[Stored records]
________________________
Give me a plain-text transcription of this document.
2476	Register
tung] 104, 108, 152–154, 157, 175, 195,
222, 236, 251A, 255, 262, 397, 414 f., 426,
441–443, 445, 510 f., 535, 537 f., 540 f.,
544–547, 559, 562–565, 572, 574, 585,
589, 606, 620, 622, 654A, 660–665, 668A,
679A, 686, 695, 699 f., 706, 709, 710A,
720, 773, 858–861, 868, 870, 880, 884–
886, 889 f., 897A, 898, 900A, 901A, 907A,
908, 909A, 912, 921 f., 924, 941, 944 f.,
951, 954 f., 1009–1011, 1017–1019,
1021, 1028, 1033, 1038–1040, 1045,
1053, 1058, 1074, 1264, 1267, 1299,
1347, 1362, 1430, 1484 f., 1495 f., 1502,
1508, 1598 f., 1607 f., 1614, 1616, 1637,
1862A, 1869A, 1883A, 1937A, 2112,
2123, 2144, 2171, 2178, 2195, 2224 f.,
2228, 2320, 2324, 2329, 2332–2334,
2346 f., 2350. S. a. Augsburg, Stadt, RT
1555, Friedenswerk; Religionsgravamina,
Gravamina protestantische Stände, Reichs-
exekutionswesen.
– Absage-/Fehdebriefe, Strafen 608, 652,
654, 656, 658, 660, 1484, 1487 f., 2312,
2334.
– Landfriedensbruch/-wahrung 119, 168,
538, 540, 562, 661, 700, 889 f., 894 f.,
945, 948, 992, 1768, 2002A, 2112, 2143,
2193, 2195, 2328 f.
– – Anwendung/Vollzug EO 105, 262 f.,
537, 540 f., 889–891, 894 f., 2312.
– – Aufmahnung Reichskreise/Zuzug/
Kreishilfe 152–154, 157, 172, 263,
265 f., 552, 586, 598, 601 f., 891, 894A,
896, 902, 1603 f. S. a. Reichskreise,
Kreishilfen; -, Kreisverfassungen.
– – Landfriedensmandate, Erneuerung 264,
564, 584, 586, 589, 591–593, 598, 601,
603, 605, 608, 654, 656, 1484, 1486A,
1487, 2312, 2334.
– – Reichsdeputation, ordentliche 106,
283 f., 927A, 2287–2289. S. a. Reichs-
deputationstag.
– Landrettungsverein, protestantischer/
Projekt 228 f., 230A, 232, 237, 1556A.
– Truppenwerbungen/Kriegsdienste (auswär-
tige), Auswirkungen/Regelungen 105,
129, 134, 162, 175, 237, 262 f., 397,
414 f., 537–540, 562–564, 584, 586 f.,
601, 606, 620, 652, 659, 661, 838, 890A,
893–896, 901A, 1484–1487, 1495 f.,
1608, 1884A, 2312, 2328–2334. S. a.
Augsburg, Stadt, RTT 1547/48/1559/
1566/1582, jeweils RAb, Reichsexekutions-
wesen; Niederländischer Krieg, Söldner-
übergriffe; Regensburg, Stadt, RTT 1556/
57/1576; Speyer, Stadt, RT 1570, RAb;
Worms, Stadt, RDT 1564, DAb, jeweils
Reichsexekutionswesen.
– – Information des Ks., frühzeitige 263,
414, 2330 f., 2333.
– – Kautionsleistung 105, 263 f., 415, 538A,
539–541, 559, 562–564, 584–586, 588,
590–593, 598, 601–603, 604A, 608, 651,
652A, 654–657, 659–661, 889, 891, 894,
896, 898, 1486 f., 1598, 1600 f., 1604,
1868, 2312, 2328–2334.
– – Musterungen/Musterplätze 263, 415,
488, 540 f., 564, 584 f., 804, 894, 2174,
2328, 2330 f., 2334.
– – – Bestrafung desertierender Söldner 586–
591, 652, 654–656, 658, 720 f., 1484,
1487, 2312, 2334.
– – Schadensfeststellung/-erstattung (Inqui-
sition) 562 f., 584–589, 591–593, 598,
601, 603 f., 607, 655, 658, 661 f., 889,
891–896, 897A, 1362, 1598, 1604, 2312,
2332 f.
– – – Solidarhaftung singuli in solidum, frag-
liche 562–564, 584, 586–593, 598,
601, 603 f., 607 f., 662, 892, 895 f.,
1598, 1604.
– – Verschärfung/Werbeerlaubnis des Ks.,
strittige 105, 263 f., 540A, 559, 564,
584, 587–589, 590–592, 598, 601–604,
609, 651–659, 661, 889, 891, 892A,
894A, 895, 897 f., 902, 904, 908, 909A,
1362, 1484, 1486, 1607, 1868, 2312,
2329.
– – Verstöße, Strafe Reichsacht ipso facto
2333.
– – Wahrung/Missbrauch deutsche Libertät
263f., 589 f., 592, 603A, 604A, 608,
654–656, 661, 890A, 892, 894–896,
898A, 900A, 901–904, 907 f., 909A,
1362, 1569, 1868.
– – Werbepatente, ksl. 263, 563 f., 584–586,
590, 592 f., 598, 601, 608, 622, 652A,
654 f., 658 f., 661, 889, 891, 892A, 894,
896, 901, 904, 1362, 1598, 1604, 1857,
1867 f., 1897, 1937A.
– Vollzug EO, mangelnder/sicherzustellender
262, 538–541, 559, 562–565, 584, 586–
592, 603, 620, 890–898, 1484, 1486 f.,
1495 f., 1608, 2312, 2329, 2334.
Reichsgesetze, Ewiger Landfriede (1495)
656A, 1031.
________________________
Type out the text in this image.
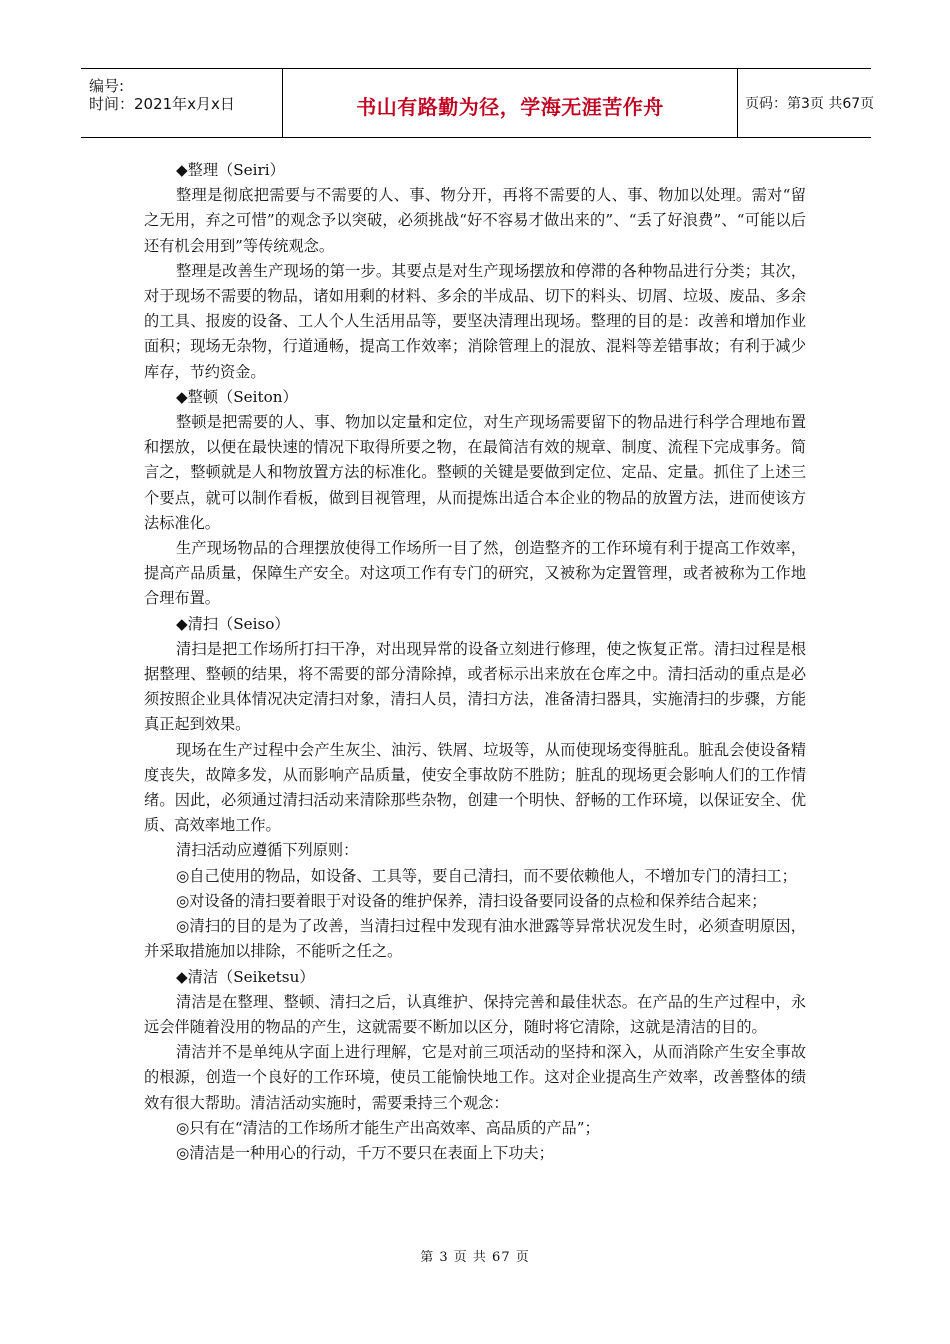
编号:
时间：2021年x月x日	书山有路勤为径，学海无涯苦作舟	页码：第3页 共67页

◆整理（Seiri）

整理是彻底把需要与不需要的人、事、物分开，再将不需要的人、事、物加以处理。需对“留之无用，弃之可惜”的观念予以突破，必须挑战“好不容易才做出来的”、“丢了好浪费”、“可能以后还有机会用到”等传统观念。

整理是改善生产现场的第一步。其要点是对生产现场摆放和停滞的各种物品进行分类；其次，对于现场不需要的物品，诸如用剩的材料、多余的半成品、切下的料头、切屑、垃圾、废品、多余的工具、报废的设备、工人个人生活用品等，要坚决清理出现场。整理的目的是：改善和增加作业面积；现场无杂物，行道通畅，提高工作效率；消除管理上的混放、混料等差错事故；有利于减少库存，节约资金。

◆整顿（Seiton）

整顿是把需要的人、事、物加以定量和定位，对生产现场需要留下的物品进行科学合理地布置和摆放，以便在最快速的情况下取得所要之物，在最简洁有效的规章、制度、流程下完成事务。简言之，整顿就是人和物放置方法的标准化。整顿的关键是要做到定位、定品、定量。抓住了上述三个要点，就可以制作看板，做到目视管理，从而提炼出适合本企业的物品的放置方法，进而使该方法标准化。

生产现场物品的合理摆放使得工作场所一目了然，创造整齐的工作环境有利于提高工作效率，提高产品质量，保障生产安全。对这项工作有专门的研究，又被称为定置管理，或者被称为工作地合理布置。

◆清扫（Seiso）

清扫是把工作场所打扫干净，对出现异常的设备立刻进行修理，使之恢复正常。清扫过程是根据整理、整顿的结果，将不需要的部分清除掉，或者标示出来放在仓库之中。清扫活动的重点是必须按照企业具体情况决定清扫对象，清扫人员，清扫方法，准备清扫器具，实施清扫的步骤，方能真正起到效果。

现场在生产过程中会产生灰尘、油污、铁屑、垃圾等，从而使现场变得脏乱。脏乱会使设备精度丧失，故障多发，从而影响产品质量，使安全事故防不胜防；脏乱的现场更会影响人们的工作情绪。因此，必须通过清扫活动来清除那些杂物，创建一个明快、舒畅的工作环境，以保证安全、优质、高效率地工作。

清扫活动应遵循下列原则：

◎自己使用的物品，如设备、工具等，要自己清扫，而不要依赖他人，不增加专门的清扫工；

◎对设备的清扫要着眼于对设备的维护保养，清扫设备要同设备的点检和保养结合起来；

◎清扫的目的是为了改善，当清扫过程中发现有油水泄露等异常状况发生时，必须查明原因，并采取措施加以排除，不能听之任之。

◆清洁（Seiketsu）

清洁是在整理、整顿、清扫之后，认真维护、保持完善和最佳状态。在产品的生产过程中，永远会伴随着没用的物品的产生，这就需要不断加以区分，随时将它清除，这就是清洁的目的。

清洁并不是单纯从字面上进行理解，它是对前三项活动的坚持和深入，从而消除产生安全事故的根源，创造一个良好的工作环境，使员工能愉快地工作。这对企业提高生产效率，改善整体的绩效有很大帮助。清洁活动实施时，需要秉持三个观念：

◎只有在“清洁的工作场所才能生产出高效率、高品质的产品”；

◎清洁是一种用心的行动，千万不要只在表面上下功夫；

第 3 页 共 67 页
________________________
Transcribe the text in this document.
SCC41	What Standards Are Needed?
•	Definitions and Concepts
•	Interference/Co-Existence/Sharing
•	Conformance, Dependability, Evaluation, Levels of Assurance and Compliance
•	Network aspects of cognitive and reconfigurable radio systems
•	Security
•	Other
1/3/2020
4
________________________
Problem statement: Examine the entries and report how many of their lines contain the string "text", giving no more than the number.

Written solution: 3